## RECORD EXCERPTS:

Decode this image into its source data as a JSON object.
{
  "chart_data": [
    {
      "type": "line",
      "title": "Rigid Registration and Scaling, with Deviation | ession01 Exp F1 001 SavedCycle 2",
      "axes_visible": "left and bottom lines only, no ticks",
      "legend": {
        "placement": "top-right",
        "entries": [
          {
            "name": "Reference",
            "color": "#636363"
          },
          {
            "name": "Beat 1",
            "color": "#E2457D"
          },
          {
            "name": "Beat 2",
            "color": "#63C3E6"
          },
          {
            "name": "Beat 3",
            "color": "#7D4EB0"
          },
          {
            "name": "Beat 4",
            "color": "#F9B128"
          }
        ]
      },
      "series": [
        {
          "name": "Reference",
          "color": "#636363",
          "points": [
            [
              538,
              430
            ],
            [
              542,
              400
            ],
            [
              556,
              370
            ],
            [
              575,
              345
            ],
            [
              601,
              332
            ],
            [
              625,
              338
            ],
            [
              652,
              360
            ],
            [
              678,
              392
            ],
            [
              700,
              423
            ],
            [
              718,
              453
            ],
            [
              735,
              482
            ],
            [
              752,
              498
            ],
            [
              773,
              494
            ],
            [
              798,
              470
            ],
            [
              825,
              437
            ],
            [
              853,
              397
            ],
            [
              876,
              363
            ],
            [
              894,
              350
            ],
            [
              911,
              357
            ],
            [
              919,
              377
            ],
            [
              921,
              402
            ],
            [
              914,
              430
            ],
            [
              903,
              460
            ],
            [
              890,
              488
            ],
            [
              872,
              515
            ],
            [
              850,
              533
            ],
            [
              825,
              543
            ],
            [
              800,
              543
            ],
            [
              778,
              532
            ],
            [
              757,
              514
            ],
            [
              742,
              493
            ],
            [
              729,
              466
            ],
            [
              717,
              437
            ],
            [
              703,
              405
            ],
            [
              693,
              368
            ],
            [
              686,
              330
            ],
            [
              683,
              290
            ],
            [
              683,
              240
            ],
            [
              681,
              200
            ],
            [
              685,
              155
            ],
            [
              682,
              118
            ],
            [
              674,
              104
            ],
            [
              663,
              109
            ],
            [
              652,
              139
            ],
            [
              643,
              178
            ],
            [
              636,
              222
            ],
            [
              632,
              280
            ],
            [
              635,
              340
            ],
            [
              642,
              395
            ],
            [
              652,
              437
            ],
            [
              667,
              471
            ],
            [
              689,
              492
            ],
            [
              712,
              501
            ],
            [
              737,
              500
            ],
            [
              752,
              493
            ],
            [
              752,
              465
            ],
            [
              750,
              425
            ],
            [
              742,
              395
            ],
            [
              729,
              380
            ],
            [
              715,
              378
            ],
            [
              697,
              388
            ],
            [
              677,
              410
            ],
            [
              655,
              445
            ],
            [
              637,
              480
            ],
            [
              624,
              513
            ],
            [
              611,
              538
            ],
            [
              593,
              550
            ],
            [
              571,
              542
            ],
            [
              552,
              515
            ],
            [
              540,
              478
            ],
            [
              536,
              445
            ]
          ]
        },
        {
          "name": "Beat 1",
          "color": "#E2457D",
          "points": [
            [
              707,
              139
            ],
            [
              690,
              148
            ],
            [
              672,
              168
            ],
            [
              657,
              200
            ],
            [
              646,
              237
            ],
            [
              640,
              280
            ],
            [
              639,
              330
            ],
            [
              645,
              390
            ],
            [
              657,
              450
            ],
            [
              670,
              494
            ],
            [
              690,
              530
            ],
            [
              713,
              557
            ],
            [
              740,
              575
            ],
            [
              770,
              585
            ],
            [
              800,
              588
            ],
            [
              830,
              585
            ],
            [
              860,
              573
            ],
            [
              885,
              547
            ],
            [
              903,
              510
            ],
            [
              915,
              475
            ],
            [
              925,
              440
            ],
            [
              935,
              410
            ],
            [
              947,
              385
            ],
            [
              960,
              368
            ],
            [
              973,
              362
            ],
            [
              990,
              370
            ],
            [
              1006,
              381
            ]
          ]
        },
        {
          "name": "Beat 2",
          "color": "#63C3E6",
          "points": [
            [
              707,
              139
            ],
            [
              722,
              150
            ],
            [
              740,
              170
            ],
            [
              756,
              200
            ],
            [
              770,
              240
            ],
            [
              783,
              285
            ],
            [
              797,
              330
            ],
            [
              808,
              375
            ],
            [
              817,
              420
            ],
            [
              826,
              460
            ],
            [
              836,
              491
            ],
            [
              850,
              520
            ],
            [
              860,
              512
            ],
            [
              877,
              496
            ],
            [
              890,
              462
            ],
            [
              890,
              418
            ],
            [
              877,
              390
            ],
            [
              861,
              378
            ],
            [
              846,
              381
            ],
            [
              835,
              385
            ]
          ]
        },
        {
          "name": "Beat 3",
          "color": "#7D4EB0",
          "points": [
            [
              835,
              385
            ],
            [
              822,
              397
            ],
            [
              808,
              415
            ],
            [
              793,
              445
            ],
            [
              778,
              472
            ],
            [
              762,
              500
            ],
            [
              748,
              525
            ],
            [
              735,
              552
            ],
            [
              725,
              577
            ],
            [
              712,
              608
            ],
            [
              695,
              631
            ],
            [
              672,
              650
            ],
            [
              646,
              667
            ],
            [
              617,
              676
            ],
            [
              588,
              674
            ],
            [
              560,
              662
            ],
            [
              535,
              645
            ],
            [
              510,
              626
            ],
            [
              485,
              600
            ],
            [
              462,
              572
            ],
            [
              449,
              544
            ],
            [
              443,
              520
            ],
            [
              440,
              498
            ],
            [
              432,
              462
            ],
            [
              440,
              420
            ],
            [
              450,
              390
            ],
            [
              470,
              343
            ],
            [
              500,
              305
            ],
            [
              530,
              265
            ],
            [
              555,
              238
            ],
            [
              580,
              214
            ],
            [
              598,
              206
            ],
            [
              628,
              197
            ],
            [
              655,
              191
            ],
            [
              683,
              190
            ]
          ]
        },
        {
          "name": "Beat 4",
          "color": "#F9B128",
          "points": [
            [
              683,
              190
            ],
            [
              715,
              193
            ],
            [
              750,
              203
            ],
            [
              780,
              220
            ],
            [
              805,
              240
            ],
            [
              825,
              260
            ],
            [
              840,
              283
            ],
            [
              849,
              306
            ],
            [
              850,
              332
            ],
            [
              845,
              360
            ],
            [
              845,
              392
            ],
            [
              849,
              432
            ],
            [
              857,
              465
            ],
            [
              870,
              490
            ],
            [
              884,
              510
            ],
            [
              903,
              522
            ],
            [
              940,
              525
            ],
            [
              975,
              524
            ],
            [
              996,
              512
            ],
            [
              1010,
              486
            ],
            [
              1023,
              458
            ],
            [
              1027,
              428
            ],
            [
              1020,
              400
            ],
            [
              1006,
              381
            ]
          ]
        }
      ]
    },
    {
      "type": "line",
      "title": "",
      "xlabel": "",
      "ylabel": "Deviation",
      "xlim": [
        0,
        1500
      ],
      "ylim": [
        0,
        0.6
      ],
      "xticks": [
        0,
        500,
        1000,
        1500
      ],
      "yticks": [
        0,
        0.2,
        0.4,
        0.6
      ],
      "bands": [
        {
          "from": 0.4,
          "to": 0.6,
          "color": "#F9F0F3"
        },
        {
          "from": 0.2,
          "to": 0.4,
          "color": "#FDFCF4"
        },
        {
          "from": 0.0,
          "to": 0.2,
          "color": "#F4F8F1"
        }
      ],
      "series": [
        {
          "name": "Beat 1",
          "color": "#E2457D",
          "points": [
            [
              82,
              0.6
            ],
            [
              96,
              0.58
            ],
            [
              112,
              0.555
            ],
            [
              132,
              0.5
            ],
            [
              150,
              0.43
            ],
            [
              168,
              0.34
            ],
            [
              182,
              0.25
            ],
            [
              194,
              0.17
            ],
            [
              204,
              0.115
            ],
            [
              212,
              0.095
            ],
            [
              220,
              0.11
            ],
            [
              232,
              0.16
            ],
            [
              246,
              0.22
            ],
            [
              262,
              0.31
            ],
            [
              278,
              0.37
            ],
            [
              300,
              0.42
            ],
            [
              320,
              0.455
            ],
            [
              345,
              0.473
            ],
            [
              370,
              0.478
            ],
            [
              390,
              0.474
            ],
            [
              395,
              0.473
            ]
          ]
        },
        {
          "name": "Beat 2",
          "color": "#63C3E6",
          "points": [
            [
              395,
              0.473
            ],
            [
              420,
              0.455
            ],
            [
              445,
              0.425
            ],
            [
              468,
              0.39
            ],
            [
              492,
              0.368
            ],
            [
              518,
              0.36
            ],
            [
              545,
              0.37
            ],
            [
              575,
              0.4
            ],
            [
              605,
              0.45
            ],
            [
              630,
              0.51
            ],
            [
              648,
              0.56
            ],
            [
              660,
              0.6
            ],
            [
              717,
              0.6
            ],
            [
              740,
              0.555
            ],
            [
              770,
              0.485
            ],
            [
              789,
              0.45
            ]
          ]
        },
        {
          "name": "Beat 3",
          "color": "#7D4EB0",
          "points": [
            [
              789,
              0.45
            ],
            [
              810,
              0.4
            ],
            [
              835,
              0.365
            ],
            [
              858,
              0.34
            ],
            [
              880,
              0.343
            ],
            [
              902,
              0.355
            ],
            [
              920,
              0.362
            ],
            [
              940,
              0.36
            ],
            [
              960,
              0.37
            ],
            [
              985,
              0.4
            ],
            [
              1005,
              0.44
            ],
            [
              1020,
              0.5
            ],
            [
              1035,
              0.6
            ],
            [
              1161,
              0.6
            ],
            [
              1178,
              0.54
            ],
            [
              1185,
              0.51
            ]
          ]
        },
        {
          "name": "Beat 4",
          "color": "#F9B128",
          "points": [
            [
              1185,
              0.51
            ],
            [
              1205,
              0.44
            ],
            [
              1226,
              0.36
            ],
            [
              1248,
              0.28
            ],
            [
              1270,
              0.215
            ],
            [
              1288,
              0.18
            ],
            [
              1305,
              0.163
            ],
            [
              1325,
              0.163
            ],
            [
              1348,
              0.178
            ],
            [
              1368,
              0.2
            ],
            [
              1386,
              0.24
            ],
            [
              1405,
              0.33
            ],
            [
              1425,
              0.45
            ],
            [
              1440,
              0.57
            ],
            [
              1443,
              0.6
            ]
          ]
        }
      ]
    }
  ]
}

## STATED PROBLEM:
Give the number of lines in the records that contain the string "title", and nothing besides.

## ANSWER TO THE EXERCISE:
2